**Exercise prompt:** Extract the text of every entry below exactly; leave images out.

**Provided records:**

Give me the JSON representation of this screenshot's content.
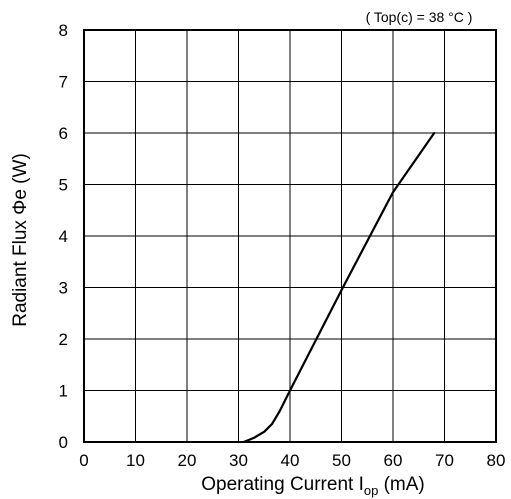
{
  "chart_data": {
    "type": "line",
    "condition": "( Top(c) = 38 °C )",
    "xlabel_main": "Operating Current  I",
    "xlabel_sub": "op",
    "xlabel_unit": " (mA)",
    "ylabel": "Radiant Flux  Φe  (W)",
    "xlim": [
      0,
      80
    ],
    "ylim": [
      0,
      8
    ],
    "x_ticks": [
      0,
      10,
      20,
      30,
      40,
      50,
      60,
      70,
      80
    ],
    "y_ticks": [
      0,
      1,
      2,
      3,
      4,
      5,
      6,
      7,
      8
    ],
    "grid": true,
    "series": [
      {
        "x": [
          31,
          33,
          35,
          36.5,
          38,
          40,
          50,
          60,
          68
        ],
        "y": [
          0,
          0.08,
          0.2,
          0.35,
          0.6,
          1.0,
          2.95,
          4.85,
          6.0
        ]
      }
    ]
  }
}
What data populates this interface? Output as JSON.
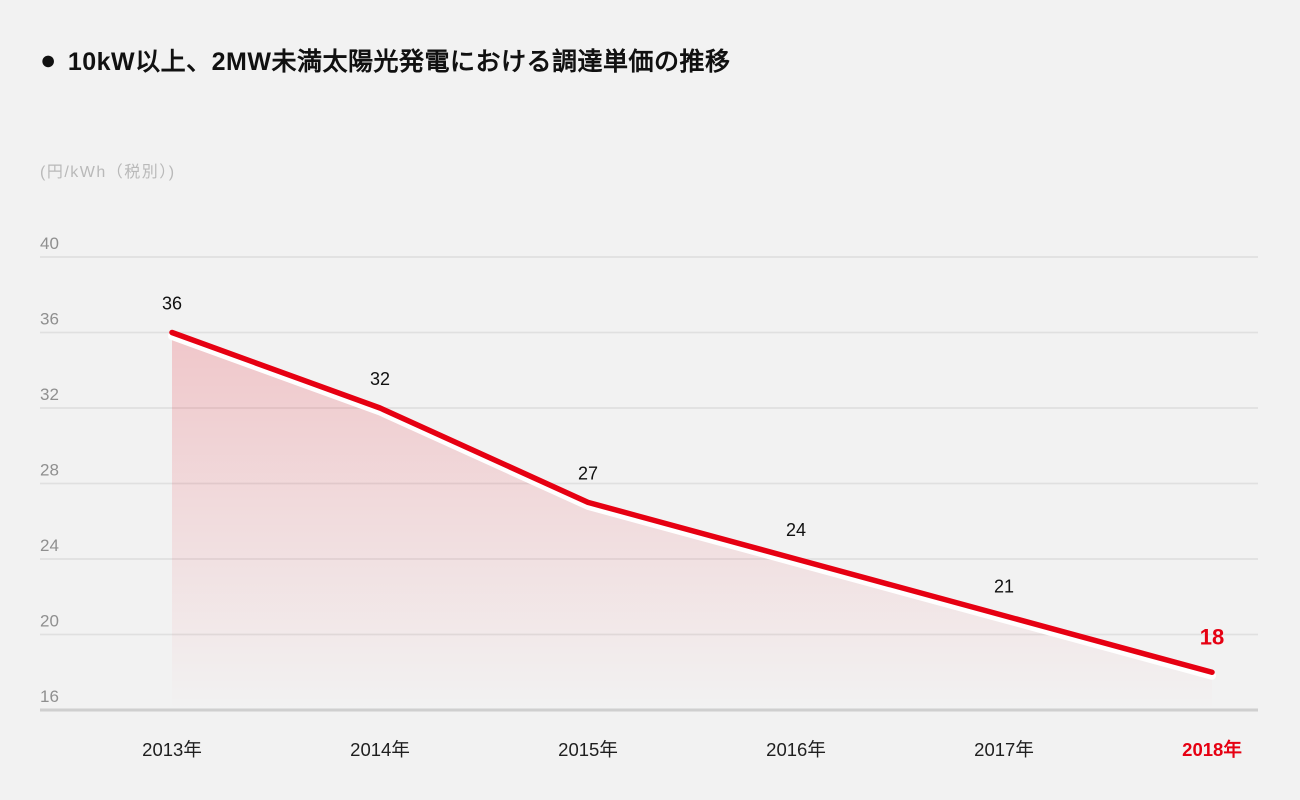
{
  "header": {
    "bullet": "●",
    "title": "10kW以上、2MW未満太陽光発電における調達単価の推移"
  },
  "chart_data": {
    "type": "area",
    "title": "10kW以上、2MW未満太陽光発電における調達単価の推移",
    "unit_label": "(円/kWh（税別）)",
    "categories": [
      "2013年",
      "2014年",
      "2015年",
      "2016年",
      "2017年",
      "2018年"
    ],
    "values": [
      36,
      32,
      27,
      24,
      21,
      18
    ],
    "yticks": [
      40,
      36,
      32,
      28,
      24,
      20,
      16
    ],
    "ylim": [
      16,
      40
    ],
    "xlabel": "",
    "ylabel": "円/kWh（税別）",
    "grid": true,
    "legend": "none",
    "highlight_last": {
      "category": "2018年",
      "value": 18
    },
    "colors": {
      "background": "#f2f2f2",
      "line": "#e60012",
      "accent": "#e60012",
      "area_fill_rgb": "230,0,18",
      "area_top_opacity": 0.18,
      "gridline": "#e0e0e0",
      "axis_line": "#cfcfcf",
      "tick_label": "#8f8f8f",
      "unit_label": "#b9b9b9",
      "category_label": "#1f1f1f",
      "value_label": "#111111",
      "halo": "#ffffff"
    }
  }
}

**Solution for this exercise:**
Give me the JSON representation of this screenshot's content.
{
  "chart_data": {
    "type": "line",
    "condition": "( Top(c) = 38 °C )",
    "xlabel_main": "Operating Current  I",
    "xlabel_sub": "op",
    "xlabel_unit": " (mA)",
    "ylabel": "Radiant Flux  Φe  (W)",
    "xlim": [
      0,
      80
    ],
    "ylim": [
      0,
      8
    ],
    "x_ticks": [
      0,
      10,
      20,
      30,
      40,
      50,
      60,
      70,
      80
    ],
    "y_ticks": [
      0,
      1,
      2,
      3,
      4,
      5,
      6,
      7,
      8
    ],
    "grid": true,
    "series": [
      {
        "x": [
          31,
          33,
          35,
          36.5,
          38,
          40,
          50,
          60,
          68
        ],
        "y": [
          0,
          0.08,
          0.2,
          0.35,
          0.6,
          1.0,
          2.95,
          4.85,
          6.0
        ]
      }
    ]
  }
}
What data populates this interface? Output as JSON.
{
  "header": {
    "bullet": "●",
    "title": "10kW以上、2MW未満太陽光発電における調達単価の推移"
  },
  "chart_data": {
    "type": "area",
    "title": "10kW以上、2MW未満太陽光発電における調達単価の推移",
    "unit_label": "(円/kWh（税別）)",
    "categories": [
      "2013年",
      "2014年",
      "2015年",
      "2016年",
      "2017年",
      "2018年"
    ],
    "values": [
      36,
      32,
      27,
      24,
      21,
      18
    ],
    "yticks": [
      40,
      36,
      32,
      28,
      24,
      20,
      16
    ],
    "ylim": [
      16,
      40
    ],
    "xlabel": "",
    "ylabel": "円/kWh（税別）",
    "grid": true,
    "legend": "none",
    "highlight_last": {
      "category": "2018年",
      "value": 18
    },
    "colors": {
      "background": "#f2f2f2",
      "line": "#e60012",
      "accent": "#e60012",
      "area_fill_rgb": "230,0,18",
      "area_top_opacity": 0.18,
      "gridline": "#e0e0e0",
      "axis_line": "#cfcfcf",
      "tick_label": "#8f8f8f",
      "unit_label": "#b9b9b9",
      "category_label": "#1f1f1f",
      "value_label": "#111111",
      "halo": "#ffffff"
    }
  }
}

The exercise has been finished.